**TASK STATEMENT:** Scan the data below for the string "color". Copy every line where it appears.
= = = =
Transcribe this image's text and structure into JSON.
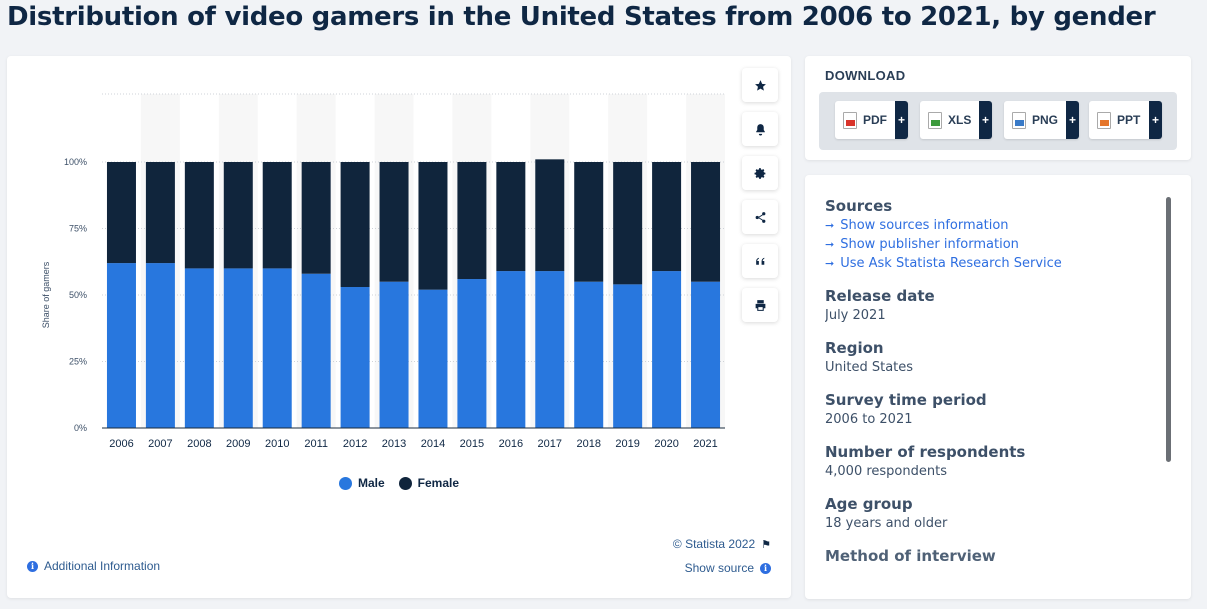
{
  "page": {
    "title": "Distribution of video gamers in the United States from 2006 to 2021, by gender"
  },
  "chart_data": {
    "type": "bar",
    "stacked": true,
    "title": "",
    "xlabel": "",
    "ylabel": "Share of gamers",
    "ylim": [
      0,
      100
    ],
    "yticks": [
      "0%",
      "25%",
      "50%",
      "75%",
      "100%"
    ],
    "categories": [
      "2006",
      "2007",
      "2008",
      "2009",
      "2010",
      "2011",
      "2012",
      "2013",
      "2014",
      "2015",
      "2016",
      "2017",
      "2018",
      "2019",
      "2020",
      "2021"
    ],
    "series": [
      {
        "name": "Male",
        "color": "#2877de",
        "values": [
          62,
          62,
          60,
          60,
          60,
          58,
          53,
          55,
          52,
          56,
          59,
          59,
          55,
          54,
          59,
          55
        ]
      },
      {
        "name": "Female",
        "color": "#10253c",
        "values": [
          38,
          38,
          40,
          40,
          40,
          42,
          47,
          45,
          48,
          44,
          41,
          42,
          45,
          46,
          41,
          45
        ]
      }
    ],
    "grid": true,
    "legend_position": "bottom"
  },
  "chart_footer": {
    "copyright": "© Statista 2022",
    "show_source": "Show source",
    "additional_info": "Additional Information"
  },
  "toolbar": {
    "icons": [
      "star-icon",
      "bell-icon",
      "gear-icon",
      "share-icon",
      "quote-icon",
      "print-icon"
    ]
  },
  "download": {
    "title": "DOWNLOAD",
    "buttons": [
      {
        "label": "PDF",
        "color": "#d9342b"
      },
      {
        "label": "XLS",
        "color": "#3c9a3c"
      },
      {
        "label": "PNG",
        "color": "#3a7bc8"
      },
      {
        "label": "PPT",
        "color": "#e5752a"
      }
    ],
    "plus": "+"
  },
  "info": {
    "sources_heading": "Sources",
    "source_links": [
      "Show sources information",
      "Show publisher information",
      "Use Ask Statista Research Service"
    ],
    "release_date_heading": "Release date",
    "release_date": "July 2021",
    "region_heading": "Region",
    "region": "United States",
    "survey_period_heading": "Survey time period",
    "survey_period": "2006 to 2021",
    "respondents_heading": "Number of respondents",
    "respondents": "4,000 respondents",
    "age_group_heading": "Age group",
    "age_group": "18 years and older",
    "method_heading": "Method of interview"
  }
}
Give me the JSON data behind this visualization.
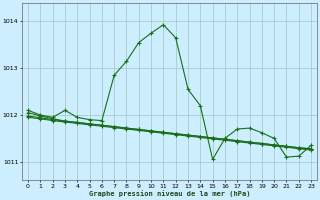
= = = =
**COMPLETE OUTPUT:**
        "color": "#2877de",
        "color": "#10253c",
        "color": "#d9342b"
        "color": "#3c9a3c"
        "color": "#3a7bc8"
        "color": "#e5752a"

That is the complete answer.